--- Start of Data for this exercise ---

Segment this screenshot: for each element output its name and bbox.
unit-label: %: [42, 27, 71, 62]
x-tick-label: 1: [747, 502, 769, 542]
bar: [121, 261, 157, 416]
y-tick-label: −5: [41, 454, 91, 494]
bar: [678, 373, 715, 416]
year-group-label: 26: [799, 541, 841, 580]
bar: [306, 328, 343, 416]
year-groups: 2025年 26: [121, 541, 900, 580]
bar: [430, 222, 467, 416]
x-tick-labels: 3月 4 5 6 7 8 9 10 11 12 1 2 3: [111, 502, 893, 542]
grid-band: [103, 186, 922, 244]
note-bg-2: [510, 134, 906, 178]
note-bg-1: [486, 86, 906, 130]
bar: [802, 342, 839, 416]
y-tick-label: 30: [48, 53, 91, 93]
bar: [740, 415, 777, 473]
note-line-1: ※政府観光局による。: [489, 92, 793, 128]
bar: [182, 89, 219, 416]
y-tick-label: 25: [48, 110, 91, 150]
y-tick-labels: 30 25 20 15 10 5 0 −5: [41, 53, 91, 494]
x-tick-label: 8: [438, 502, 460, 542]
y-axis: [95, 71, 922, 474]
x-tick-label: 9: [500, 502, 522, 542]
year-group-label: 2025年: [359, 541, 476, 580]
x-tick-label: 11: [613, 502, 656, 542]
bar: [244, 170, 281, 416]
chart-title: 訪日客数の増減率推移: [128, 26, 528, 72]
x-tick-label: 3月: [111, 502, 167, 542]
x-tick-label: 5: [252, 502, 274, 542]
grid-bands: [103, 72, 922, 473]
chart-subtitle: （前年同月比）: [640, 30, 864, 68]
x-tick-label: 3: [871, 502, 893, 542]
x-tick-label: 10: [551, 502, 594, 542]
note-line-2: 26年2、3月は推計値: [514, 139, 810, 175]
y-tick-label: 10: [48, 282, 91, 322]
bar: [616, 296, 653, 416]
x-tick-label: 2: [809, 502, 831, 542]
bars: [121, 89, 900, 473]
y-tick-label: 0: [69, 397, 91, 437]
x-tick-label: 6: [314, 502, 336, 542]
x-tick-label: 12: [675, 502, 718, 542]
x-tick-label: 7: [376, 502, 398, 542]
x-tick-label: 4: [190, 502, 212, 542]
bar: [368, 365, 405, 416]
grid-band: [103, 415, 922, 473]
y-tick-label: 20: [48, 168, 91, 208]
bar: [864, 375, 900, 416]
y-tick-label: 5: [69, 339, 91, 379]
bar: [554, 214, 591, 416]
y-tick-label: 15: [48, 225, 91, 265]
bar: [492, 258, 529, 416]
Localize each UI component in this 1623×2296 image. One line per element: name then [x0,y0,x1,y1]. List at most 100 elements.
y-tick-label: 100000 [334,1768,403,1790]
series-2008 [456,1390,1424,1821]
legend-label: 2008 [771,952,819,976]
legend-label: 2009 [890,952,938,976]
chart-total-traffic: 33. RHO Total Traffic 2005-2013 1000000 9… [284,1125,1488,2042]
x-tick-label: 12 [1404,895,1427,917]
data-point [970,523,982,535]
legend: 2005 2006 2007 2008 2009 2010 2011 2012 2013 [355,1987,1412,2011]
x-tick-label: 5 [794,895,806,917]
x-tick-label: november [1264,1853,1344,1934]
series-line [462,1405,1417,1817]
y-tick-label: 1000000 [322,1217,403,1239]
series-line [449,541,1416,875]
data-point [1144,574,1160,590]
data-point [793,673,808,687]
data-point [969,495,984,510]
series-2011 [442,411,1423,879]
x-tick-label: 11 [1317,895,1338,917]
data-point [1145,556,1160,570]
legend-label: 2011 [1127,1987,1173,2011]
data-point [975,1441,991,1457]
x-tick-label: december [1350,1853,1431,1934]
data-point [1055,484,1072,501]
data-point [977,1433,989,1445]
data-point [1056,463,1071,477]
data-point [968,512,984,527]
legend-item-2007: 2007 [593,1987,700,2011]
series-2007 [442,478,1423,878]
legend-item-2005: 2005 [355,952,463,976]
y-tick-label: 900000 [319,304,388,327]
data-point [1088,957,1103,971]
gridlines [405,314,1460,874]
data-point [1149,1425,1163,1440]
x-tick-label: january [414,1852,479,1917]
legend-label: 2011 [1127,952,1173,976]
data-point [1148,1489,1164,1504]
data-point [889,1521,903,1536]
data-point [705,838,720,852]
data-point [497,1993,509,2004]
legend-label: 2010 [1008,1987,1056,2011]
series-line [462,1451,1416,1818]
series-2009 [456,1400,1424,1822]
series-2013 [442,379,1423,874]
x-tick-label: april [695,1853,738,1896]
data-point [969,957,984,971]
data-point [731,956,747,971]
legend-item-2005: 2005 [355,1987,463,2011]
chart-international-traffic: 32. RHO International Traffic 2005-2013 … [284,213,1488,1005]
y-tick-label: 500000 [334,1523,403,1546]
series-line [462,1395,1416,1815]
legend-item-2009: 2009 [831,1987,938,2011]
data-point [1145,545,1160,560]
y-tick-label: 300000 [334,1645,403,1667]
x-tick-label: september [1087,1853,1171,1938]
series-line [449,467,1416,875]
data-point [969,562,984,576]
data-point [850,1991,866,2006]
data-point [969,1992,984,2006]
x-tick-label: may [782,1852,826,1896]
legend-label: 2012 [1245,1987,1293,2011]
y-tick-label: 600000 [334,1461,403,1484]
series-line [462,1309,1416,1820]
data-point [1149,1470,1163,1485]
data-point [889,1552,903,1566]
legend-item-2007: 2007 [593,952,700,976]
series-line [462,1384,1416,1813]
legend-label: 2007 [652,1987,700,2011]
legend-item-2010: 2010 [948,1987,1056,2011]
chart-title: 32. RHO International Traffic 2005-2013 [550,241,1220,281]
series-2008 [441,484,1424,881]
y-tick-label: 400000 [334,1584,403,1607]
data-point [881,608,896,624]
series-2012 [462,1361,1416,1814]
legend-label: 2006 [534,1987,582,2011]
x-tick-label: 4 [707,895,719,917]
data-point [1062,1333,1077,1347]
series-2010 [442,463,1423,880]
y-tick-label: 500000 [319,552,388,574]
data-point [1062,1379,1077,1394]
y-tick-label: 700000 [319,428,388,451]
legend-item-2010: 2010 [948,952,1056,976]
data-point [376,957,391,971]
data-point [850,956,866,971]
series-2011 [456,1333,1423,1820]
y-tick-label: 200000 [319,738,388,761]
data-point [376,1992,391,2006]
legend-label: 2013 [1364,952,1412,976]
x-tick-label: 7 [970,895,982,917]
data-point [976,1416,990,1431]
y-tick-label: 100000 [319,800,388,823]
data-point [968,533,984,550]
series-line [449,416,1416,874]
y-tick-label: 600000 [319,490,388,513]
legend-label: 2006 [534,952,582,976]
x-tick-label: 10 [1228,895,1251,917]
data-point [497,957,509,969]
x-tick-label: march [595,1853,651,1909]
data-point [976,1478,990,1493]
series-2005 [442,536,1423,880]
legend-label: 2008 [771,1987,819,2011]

--- End of Data for this exercise ---

# Exercise:
Copy out every line in the records above that contains the string "chart".

# Solution below:
chart-title: 訪日客数の増減率推移: [128, 26, 528, 72]
chart-subtitle: （前年同月比）: [640, 30, 864, 68]
chart-total-traffic: 33. RHO Total Traffic 2005-2013 1000000 9… [284,1125,1488,2042]
chart-international-traffic: 32. RHO International Traffic 2005-2013 … [284,213,1488,1005]
chart-title: 32. RHO International Traffic 2005-2013 [550,241,1220,281]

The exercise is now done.